Output the data word for word, from its first line through the line containing "share-button[interactable]: BAGIKAN —", including both of those lines and nothing after them.
— start Input —
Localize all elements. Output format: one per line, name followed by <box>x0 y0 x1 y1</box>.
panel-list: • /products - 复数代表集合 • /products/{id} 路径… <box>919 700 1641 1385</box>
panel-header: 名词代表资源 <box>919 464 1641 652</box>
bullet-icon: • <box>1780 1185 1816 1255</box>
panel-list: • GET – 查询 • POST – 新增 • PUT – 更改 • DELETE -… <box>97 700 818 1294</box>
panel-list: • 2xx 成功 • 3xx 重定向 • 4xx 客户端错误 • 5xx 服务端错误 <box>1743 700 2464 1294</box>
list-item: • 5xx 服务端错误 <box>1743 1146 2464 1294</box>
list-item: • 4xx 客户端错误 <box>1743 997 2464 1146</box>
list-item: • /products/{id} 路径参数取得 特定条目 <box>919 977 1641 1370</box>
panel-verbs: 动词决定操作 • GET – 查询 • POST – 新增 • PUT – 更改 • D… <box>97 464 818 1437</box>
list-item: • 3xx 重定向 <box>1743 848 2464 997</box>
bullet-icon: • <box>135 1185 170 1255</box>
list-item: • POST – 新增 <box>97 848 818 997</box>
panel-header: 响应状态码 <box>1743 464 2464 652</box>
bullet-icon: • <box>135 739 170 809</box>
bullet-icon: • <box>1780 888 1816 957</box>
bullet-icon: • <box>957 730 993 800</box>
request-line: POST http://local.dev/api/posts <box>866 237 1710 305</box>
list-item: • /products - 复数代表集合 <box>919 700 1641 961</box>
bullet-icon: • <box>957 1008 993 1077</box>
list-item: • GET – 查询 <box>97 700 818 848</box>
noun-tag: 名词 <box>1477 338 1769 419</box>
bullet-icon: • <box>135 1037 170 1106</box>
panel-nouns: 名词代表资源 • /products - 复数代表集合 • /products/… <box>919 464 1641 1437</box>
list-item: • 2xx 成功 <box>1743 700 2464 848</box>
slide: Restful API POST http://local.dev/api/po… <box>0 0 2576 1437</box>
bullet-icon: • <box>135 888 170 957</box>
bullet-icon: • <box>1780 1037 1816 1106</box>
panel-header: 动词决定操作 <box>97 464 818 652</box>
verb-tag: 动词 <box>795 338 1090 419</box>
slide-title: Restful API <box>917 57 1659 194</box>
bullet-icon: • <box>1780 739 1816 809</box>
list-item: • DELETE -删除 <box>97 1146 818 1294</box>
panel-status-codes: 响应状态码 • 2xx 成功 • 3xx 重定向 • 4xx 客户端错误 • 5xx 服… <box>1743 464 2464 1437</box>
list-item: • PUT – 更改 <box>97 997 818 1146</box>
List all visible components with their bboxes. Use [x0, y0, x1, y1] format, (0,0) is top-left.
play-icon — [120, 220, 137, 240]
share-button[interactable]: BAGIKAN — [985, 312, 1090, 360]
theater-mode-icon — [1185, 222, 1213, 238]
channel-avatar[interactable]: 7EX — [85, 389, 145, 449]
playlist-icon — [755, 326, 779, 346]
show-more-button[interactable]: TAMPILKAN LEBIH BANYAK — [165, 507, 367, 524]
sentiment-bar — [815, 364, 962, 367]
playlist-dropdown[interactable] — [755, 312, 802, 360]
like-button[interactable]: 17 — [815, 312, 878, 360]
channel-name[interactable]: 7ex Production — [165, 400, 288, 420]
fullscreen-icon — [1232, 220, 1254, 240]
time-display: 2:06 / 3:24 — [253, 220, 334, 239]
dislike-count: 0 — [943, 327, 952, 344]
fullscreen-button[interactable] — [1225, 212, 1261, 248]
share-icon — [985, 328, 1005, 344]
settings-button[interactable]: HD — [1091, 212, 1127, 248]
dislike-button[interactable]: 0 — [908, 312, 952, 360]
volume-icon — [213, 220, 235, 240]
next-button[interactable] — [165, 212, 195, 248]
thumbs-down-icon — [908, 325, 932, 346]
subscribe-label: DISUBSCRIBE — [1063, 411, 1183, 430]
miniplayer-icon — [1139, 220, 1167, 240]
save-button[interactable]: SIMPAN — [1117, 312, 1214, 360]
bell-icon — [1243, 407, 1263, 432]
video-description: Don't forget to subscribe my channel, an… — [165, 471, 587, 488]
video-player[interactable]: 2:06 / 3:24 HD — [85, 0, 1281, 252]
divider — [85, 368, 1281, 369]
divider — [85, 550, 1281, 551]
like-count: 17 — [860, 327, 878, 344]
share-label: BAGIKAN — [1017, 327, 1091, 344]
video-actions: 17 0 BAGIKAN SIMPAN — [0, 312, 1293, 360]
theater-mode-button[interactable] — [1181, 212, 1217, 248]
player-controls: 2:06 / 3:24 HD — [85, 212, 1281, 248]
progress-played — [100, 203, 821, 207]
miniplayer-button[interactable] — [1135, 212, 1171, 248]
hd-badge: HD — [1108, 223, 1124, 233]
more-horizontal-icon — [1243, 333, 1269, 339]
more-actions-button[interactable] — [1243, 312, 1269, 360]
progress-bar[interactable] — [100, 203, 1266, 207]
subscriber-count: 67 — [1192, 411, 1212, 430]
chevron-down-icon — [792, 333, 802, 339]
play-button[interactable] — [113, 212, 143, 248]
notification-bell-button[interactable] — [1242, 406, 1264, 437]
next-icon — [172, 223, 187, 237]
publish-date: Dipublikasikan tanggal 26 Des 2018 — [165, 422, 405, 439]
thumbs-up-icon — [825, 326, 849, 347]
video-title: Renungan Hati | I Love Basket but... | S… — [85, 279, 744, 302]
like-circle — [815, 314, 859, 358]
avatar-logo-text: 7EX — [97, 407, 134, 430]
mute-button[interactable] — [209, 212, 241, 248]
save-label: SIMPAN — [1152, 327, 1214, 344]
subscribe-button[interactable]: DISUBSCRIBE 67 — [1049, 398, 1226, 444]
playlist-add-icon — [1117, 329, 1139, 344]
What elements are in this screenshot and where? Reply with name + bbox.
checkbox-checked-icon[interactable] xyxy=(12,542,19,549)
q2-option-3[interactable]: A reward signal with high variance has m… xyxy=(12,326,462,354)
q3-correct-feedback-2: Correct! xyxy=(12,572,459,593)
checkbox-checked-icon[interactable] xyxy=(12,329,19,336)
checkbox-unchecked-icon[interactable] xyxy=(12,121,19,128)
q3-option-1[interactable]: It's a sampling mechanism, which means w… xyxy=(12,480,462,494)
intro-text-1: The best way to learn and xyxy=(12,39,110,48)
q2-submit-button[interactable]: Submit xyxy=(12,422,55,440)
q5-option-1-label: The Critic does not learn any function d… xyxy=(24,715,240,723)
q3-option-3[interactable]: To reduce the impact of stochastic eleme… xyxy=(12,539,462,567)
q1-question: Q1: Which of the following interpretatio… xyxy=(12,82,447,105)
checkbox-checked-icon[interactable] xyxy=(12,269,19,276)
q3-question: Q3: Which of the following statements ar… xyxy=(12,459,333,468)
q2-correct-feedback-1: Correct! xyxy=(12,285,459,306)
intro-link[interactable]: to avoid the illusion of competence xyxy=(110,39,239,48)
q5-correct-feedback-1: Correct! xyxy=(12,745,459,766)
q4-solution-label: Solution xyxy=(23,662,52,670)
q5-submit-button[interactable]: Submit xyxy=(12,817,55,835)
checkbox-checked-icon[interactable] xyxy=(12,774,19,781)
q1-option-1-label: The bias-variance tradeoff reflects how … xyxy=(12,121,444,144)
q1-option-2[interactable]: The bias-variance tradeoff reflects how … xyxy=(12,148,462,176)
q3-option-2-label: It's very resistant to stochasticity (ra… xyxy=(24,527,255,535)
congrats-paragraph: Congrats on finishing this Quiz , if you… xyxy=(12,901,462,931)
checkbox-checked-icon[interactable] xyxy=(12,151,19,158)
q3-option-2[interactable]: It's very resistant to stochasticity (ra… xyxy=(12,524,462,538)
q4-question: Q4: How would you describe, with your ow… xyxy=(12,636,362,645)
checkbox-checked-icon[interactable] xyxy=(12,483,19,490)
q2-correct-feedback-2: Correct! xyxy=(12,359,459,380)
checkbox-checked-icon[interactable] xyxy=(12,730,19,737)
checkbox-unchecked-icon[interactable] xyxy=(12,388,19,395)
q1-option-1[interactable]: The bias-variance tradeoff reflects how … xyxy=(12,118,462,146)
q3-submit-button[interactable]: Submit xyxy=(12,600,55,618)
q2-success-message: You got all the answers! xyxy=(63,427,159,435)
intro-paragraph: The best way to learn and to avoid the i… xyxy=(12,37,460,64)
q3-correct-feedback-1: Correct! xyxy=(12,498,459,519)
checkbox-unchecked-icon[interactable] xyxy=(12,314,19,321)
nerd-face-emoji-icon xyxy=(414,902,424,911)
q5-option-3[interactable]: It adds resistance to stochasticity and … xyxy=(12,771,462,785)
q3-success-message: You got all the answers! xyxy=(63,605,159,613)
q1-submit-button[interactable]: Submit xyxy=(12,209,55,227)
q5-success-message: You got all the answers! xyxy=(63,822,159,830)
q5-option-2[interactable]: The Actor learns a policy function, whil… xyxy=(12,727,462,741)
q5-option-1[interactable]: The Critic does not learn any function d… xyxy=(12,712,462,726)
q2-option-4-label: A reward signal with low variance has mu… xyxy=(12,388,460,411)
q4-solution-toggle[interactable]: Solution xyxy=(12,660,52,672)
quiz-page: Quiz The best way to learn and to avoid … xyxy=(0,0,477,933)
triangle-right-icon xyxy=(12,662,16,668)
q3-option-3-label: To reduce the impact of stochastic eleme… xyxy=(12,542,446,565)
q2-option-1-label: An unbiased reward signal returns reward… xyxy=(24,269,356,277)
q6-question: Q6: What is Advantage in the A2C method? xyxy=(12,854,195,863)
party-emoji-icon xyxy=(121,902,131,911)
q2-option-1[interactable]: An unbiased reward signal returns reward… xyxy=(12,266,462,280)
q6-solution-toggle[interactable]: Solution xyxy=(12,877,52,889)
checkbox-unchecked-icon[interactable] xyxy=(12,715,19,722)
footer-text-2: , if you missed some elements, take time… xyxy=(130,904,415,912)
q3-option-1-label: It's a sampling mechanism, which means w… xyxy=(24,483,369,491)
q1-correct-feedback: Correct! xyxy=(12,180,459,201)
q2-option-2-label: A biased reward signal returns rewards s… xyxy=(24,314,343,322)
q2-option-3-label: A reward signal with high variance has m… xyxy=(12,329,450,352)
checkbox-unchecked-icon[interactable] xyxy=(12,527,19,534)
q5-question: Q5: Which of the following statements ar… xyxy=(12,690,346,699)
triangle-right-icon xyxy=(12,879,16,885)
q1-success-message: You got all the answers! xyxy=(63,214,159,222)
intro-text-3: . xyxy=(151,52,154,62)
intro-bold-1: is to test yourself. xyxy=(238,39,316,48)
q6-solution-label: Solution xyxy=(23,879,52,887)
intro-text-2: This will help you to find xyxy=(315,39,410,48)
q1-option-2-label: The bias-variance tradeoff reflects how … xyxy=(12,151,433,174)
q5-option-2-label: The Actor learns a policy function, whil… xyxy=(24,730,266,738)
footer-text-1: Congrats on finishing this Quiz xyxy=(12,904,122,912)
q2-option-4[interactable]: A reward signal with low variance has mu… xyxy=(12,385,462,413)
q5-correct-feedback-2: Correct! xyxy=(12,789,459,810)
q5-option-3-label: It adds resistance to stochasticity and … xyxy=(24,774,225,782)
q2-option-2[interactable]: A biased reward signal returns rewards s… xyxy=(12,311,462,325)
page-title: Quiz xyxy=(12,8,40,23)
— end Input —
§ **Correct output**
Localize all elements. Output format: one per line, name followed by <box>x0 y0 x1 y1</box>.
panel-list: • /products - 复数代表集合 • /products/{id} 路径… <box>919 700 1641 1385</box>
panel-header: 名词代表资源 <box>919 464 1641 652</box>
bullet-icon: • <box>1780 1185 1816 1255</box>
panel-list: • GET – 查询 • POST – 新增 • PUT – 更改 • DELETE -… <box>97 700 818 1294</box>
panel-list: • 2xx 成功 • 3xx 重定向 • 4xx 客户端错误 • 5xx 服务端错误 <box>1743 700 2464 1294</box>
list-item: • 5xx 服务端错误 <box>1743 1146 2464 1294</box>
list-item: • 4xx 客户端错误 <box>1743 997 2464 1146</box>
list-item: • /products/{id} 路径参数取得 特定条目 <box>919 977 1641 1370</box>
panel-verbs: 动词决定操作 • GET – 查询 • POST – 新增 • PUT – 更改 • D… <box>97 464 818 1437</box>
list-item: • 3xx 重定向 <box>1743 848 2464 997</box>
bullet-icon: • <box>135 1185 170 1255</box>
list-item: • POST – 新增 <box>97 848 818 997</box>
panel-header: 响应状态码 <box>1743 464 2464 652</box>
bullet-icon: • <box>135 739 170 809</box>
bullet-icon: • <box>1780 888 1816 957</box>
bullet-icon: • <box>957 730 993 800</box>
request-line: POST http://local.dev/api/posts <box>866 237 1710 305</box>
list-item: • /products - 复数代表集合 <box>919 700 1641 961</box>
bullet-icon: • <box>957 1008 993 1077</box>
list-item: • GET – 查询 <box>97 700 818 848</box>
noun-tag: 名词 <box>1477 338 1769 419</box>
bullet-icon: • <box>135 1037 170 1106</box>
panel-nouns: 名词代表资源 • /products - 复数代表集合 • /products/… <box>919 464 1641 1437</box>
list-item: • 2xx 成功 <box>1743 700 2464 848</box>
slide: Restful API POST http://local.dev/api/po… <box>0 0 2576 1437</box>
bullet-icon: • <box>135 888 170 957</box>
bullet-icon: • <box>1780 1037 1816 1106</box>
panel-header: 动词决定操作 <box>97 464 818 652</box>
verb-tag: 动词 <box>795 338 1090 419</box>
slide-title: Restful API <box>917 57 1659 194</box>
bullet-icon: • <box>1780 739 1816 809</box>
list-item: • DELETE -删除 <box>97 1146 818 1294</box>
panel-status-codes: 响应状态码 • 2xx 成功 • 3xx 重定向 • 4xx 客户端错误 • 5xx 服… <box>1743 464 2464 1437</box>
list-item: • PUT – 更改 <box>97 997 818 1146</box>
List all visible components with their bboxes. Use [x0, y0, x1, y1] format, (0,0) is top-left.
play-icon — [120, 220, 137, 240]
share-button[interactable]: BAGIKAN — [985, 312, 1090, 360]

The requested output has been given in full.